Versatility is key.  As @Soccerfan2 stated, schools are going to pick athletes.  GK, back line, striker can be specific but the "skill" positions are flexible.  In reality, it's going to be up in the air for most.

My oldest has played CB for a while.  His highlight videos have always been about being a CB.  When observed by colleges, always CB.  After discussions He's likely going to play the 6 in college.  Its' kinda where the discussion went with the school that he chose to play at.  He's fine with it (has to be I guess).  Even though he was looked at as a CB, they brought in 4 CB for the class of 2019.  At least the coaching staff has been open throughout the entire process.

I don't think you'll really know until you get on campus but then again you could be a lock from the moment you are scouted.


----------



## crush (Dec 16, 2020)

happy9 said:


> Versatility is key.  As @Soccerfan2 stated, schools are going to pick athletes.  GK, back line, striker can be specific but the "skill" positions are flexible.  In reality, it's going to be up in the air for most.
> 
> My oldest has played CB for a while.  His highlight videos have always been about being a CB.  When observed by colleges, always CB.  After discussions He's likely going to play the 6 in college.  Its' kinda where the discussion went with the school that he chose to play at.  He's fine with it (has to be I guess).  Even though he was looked at as a CB, they brought in 4 CB for the class of 2019.  At least the coaching staff has been open throughout the entire process.
> 
> I don't think you'll really know until you get on campus but then again you could be a lock from the moment you are scouted.


So you can;t say, "listen coach, I play CM and start or else?"


----------



## happy9 (Dec 16, 2020)

crush said:


> So you can;t say, "listen coach, I play CM and start or else?"


Sure you can, depending on the relationship you've established.  Coaches are always recruiting, assistant coaches are always leaving, kids back out or transfer.  Unless you are a true GOAT, you'll play wherever they need you and where your skill set allows.

My oldest is just happy to be playing at a school he likes and for a coaching staff that he connected with.  Times were tough in AUG/SEP when communication broke down with a few schools that he really wanted to go to.  Make sure your top 5 schools are solid and that your happy with the top 10. And, that your academics are on point.


----------



## crush (Dec 16, 2020)

happy9 said:


> Sure you can, depending on the relationship you've established.  Coaches are always recruiting, assistant coaches are always leaving, kids back out or transfer.  Unless you are a true GOAT, you'll play wherever they need you and where your skill set allows.
> 
> My oldest is just happy to be playing at a school he likes and for a coaching staff that he connected with.  Times were tough in AUG/SEP when communication broke down with a few schools that he really wanted to go to.  Make sure your top 5 schools are solid and that your happy with the top 10. And, that your academics are on point.


A true goat doesn need to say a word Happy.  This club soccer journey was, at times, was for the birds.  I hope it all get;s better for Luis and all the dads and moms who love watching their kids play soccer.


----------



## Giesbock (Dec 20, 2020)

crush said:


> A true goat doesn need to say a word Happy.  This club soccer journey was, at times, was for the birds.  I hope it all get;s better for Luis and all the dads and moms who love watching their kids play soccer.


They may not need to say a word, but they definitely need someone speaking up on their behalf!

- RECORDS SHOWN:
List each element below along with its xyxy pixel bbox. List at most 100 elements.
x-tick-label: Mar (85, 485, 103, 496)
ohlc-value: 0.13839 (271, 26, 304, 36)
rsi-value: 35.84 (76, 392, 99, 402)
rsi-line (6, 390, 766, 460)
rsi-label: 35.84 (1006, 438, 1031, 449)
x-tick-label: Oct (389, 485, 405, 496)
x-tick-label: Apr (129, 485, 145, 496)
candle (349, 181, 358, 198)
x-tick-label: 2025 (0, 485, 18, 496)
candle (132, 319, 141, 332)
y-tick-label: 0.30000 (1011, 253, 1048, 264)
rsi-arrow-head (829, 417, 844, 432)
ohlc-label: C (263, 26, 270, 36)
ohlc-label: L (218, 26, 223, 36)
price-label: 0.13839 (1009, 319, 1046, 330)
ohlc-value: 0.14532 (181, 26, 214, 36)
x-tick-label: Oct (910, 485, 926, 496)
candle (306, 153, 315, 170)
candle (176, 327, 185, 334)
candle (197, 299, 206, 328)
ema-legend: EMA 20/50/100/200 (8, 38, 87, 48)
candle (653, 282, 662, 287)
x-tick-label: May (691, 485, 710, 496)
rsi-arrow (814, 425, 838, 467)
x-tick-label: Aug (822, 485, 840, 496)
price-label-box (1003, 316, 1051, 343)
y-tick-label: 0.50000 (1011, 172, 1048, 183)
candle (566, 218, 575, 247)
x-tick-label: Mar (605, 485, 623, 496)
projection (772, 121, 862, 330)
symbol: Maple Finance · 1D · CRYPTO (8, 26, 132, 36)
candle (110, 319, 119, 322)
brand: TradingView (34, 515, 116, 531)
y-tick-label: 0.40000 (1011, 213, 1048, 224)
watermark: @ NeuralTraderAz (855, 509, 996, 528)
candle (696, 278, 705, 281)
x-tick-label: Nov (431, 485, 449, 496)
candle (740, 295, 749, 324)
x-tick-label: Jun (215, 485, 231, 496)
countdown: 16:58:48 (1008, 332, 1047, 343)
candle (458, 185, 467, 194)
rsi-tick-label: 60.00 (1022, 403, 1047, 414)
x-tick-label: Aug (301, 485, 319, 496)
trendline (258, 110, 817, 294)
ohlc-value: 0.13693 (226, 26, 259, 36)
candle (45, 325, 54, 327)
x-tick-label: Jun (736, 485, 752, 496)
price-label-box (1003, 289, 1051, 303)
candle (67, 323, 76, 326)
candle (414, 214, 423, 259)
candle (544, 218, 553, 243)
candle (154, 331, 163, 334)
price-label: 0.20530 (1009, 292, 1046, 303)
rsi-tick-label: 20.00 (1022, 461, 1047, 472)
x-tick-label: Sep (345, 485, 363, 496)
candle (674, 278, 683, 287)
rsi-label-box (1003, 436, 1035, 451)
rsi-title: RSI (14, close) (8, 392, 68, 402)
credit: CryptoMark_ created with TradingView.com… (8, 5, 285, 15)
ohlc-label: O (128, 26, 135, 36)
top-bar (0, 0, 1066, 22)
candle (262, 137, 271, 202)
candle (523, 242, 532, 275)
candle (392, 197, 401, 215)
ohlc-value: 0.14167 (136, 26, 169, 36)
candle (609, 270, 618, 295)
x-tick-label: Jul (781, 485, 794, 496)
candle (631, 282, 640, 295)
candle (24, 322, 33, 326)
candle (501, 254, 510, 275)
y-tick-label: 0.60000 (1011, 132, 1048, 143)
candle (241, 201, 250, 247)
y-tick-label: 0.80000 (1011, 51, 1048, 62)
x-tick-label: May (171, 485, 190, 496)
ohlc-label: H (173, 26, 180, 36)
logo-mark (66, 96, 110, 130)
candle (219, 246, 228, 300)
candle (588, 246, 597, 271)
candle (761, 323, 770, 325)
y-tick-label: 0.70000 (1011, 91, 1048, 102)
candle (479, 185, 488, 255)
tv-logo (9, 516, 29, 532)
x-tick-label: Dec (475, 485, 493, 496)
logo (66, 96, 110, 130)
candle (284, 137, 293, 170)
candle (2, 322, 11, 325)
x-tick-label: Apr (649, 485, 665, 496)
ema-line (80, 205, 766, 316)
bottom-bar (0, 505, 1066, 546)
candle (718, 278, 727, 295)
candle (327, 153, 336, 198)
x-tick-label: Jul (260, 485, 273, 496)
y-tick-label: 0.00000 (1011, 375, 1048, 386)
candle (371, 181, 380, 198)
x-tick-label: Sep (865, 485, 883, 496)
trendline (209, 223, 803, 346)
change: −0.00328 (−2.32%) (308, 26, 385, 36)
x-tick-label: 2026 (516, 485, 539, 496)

- GOAL 1:
According to the soccer recruiting thread, why will a player who is not a true GOAT end up playing wherever the college needs him? Answer in one to three sentences.
- GOAL 2:
Carry on the soccer recruiting thread from the point at which it stops.
The records are separate material and are unrelated to the text.

- EXPECTED OUTPUT 1:
Coaches are always recruiting, assistant coaches keep leaving, and players back out or transfer. So unless a player is a true GOAT, he will play wherever the program needs him and where his skill set allows.

- EXPECTED OUTPUT 2:
----------



## crush (Dec 20, 2020)

Giesbock said:


> They may not need to say a word, but they definitely need someone speaking up on their behalf!


One must let their play do the talking and then one needs to speak up for themselves and ask the tough questions Giesbock, moo!!!  They wanted my kid to ask her probing questions when when she was 13 and 14.  17 or 18 is way better, MOO   I say speak up for yourself.  Once your at the campus of big time U, no one will be there to speak on your behalf so you best start before you commit.  Take your time and find what is best for both player & coach.  Coaches in the past picked 6th and 7th graders bro.  All of them are on record saying that it was way too young ((embarrassing for most)) and why we needed rules changed asap!!!  Mental health #1 reason.  Thank God for rules bro.  I'm getting my dd new video together with fresh clips from last month ECNL Showcase.  Warning to all parents:  Be careful that you dont play too much soccer and try to stay in game shape.  I just heard of the third ACL injury in the last month.  Be wise is all I can say.


----------



## youthsportsugghhh (Dec 27, 2020)

recruiting is like academics -- pick your schools you want -- reaches, possibles, fall backs. Make contact and for 2022 they can have the direct contact back. Link to the highlight video. The girl really needs to be confident in the communications on the phone calls/zooms (Even if parents on the call the daughter needs to lead it all). Even if you don't hear back from some of the schools (reaches) don't be afraid to be persistent. Use your resources - girls age up who are committed and those parents. Our coaches were great. We had several schools contact at the beginning and then it slowed and some of the schools changed and some continued consistent contact text/email/zoom others sporadic. The kid stayed consistent though in communicating with all that she wanted 10 or so. Then it became 5 with a particular order and now done. It is also only a verbal agreement so neither party is tied to anything in the end which I think some people put too much pressure on it.


----------



## Soccerfan2 (Dec 27, 2020)

youthsportsugghhh said:


> recruiting is like academics -- pick your schools you want -- reaches, possibles, fall backs. Make contact and for 2022 they can have the direct contact back. Link to the highlight video. The girl really needs to be confident in the communications on the phone calls/zooms (Even if parents on the call the daughter needs to lead it all). Even if you don't hear back from some of the schools (reaches) don't be afraid to be persistent. Use your resources - girls age up who are committed and those parents. Our coaches were great. We had several schools contact at the beginning and then it slowed and some of the schools changed and some continued consistent contact text/email/zoom others sporadic. The kid stayed consistent though in communicating with all that she wanted 10 or so. Then it became 5 with a particular order and now done. It is also only a verbal agreement so neither party is tied to anything in the end which I think some people put too much pressure on it.


Congrats on the verbal!


----------



## Giesbock (Feb 10, 2021)

Heard someone say that NCAA is going to extend the D1 dead period out into June.  Anyone else hear that?


----------



## crush (Feb 10, 2021)

Giesbock said:


> Heard someone say that NCAA is going to extend the D1 dead period out into June.  Anyone else hear that?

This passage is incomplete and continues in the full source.